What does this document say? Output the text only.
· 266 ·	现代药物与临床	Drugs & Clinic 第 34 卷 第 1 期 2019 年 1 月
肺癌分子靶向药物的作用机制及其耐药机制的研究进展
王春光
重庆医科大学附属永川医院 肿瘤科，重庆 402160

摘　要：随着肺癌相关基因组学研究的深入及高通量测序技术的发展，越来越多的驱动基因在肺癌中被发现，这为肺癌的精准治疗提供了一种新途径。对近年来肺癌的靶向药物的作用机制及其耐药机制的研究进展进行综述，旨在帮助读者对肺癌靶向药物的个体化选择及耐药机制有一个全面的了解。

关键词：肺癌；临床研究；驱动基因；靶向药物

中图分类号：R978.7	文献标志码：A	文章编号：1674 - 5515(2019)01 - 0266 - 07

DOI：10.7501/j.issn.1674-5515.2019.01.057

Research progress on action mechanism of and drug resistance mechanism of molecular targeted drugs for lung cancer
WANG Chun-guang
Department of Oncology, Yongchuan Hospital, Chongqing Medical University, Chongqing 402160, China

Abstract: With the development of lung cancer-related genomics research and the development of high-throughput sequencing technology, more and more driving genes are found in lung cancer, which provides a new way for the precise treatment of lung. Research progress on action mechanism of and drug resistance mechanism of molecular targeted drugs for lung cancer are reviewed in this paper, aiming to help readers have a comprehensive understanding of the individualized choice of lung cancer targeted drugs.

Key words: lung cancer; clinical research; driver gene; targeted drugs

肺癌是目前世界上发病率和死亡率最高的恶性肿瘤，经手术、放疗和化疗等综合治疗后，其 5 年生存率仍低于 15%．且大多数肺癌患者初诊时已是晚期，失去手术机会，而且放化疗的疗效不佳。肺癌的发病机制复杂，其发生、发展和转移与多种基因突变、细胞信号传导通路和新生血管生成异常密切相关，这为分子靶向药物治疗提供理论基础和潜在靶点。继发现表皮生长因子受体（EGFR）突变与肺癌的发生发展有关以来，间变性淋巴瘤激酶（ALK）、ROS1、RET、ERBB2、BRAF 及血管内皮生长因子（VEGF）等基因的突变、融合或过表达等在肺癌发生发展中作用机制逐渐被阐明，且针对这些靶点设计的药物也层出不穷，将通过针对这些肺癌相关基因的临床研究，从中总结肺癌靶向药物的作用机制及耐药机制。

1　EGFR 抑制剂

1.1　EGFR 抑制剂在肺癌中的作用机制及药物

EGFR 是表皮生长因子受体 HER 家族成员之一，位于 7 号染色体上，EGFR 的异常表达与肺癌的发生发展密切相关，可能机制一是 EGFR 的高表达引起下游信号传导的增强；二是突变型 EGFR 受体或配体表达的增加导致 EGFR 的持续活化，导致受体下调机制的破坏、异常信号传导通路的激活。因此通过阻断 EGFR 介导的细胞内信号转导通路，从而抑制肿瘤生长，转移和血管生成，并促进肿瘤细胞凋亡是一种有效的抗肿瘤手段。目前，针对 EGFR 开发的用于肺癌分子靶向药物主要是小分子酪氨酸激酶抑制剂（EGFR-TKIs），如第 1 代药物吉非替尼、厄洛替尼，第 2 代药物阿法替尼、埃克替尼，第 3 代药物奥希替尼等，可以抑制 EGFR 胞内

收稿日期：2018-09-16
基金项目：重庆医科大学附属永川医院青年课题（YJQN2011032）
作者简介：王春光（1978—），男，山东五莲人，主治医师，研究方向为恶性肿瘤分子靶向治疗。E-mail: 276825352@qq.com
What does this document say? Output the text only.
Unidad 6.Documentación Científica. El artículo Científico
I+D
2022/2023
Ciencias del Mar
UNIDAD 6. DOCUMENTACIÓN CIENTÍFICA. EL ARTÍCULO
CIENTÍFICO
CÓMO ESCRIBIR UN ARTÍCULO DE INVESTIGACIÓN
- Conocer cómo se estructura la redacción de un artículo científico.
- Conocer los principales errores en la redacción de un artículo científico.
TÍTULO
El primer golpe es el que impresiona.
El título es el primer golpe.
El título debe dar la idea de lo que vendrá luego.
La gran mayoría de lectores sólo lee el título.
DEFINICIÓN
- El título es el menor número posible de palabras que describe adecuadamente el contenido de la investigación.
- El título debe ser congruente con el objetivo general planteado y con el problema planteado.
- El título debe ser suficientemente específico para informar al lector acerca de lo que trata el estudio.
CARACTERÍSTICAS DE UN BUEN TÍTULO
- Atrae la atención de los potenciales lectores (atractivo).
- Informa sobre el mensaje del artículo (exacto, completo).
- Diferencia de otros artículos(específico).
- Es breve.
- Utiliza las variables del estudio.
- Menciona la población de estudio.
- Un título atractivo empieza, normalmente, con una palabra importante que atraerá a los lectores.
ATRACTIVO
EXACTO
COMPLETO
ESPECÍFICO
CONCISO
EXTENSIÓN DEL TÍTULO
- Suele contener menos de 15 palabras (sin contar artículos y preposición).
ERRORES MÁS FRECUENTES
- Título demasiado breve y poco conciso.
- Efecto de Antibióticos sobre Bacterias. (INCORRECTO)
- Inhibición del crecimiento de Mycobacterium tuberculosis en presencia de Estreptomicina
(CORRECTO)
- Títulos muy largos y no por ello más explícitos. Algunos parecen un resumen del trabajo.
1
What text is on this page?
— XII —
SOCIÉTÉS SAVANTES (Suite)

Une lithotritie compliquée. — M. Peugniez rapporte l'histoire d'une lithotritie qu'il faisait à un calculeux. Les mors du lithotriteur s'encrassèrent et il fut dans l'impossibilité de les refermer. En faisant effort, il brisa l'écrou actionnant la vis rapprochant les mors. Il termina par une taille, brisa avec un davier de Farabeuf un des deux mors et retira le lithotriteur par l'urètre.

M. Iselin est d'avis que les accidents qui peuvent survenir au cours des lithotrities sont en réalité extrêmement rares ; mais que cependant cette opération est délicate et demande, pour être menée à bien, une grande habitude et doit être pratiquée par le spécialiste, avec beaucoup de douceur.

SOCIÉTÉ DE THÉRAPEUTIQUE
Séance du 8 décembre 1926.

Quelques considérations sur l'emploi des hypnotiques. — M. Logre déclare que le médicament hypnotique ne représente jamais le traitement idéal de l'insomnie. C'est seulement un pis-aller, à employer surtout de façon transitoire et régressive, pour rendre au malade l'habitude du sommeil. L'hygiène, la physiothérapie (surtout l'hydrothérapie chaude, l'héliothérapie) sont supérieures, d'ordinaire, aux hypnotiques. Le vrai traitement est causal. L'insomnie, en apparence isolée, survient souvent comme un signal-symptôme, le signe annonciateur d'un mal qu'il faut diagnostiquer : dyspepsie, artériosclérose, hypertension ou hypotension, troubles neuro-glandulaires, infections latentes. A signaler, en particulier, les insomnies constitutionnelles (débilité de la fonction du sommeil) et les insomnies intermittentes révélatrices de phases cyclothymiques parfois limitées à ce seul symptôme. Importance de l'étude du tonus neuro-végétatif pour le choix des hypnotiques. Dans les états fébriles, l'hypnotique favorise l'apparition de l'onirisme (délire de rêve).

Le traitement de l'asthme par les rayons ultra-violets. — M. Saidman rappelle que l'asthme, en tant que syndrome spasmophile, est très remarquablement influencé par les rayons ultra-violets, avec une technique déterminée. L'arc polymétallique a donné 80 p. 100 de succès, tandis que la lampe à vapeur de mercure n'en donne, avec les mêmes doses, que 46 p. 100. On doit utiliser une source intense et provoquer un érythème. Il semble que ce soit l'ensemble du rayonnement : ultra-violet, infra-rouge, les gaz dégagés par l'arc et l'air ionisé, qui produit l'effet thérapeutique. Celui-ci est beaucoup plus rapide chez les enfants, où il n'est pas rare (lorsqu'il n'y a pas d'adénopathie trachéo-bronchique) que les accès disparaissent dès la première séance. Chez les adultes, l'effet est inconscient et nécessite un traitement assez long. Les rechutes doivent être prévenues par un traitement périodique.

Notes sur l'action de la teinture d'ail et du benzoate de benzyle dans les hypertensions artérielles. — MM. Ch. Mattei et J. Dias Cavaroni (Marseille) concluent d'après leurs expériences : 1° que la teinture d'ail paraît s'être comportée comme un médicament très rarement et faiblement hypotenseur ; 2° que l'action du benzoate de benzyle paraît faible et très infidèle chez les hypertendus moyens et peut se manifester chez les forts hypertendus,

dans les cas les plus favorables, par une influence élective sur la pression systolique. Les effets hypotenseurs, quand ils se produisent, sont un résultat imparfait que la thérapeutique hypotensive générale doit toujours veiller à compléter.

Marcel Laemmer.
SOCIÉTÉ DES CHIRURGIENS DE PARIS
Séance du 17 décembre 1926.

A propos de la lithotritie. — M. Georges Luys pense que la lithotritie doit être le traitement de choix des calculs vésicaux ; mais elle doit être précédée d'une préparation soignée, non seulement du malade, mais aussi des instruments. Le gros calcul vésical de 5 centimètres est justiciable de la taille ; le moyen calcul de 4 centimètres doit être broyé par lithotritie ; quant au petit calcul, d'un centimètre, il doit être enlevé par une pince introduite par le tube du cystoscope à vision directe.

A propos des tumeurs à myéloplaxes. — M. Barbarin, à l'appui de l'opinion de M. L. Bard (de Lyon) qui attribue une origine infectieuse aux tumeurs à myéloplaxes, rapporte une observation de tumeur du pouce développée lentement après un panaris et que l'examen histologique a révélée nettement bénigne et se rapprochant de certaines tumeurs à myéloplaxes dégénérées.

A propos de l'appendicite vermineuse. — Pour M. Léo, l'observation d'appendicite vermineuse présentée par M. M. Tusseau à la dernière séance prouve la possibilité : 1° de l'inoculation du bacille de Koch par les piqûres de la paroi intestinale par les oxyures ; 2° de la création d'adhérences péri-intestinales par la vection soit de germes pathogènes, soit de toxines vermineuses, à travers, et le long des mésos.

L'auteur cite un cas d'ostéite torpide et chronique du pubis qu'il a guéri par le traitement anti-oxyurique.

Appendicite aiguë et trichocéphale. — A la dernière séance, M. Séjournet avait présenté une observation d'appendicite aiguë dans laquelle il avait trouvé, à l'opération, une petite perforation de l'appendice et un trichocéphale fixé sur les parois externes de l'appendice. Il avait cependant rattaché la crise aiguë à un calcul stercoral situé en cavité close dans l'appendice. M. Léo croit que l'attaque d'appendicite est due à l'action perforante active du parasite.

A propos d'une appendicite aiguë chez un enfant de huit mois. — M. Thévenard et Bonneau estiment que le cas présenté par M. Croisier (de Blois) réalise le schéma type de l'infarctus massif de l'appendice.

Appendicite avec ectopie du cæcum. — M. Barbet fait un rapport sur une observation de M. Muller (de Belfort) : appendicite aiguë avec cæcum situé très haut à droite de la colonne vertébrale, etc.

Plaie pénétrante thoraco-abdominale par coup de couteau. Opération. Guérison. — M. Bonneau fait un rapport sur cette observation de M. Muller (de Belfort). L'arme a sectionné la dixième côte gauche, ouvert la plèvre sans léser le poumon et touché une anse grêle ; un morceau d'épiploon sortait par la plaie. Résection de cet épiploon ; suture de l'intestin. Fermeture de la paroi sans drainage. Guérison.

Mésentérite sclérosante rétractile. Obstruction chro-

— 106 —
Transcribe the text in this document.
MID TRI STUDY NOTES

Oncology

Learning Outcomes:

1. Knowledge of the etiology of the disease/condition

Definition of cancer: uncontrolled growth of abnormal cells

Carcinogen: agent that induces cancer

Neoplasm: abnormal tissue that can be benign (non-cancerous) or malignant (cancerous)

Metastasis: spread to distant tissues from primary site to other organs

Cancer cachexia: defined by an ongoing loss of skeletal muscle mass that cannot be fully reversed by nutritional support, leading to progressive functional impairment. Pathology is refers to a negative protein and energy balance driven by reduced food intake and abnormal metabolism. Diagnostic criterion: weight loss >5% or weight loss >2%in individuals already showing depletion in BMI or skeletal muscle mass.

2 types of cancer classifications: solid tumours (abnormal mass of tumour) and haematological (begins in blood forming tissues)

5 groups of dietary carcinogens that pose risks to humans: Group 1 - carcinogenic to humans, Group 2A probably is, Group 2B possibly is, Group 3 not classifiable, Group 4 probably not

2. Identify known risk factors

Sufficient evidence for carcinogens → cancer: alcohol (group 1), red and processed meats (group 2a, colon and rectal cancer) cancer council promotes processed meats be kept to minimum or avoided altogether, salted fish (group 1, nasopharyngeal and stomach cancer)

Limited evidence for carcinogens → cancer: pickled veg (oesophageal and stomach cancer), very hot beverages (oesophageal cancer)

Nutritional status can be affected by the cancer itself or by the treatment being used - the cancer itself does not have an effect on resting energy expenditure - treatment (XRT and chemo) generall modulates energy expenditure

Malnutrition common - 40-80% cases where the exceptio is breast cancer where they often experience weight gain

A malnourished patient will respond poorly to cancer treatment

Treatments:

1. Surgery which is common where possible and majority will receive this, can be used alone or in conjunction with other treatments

> _EXERCISE PROMPT_:
Gather from the records above every line containing the string "palabras".

> _SOLUTION_:
- El título es el menor número posible de palabras que describe adecuadamente el contenido de la investigación.
- Suele contener menos de 15 palabras (sin contar artículos y preposición).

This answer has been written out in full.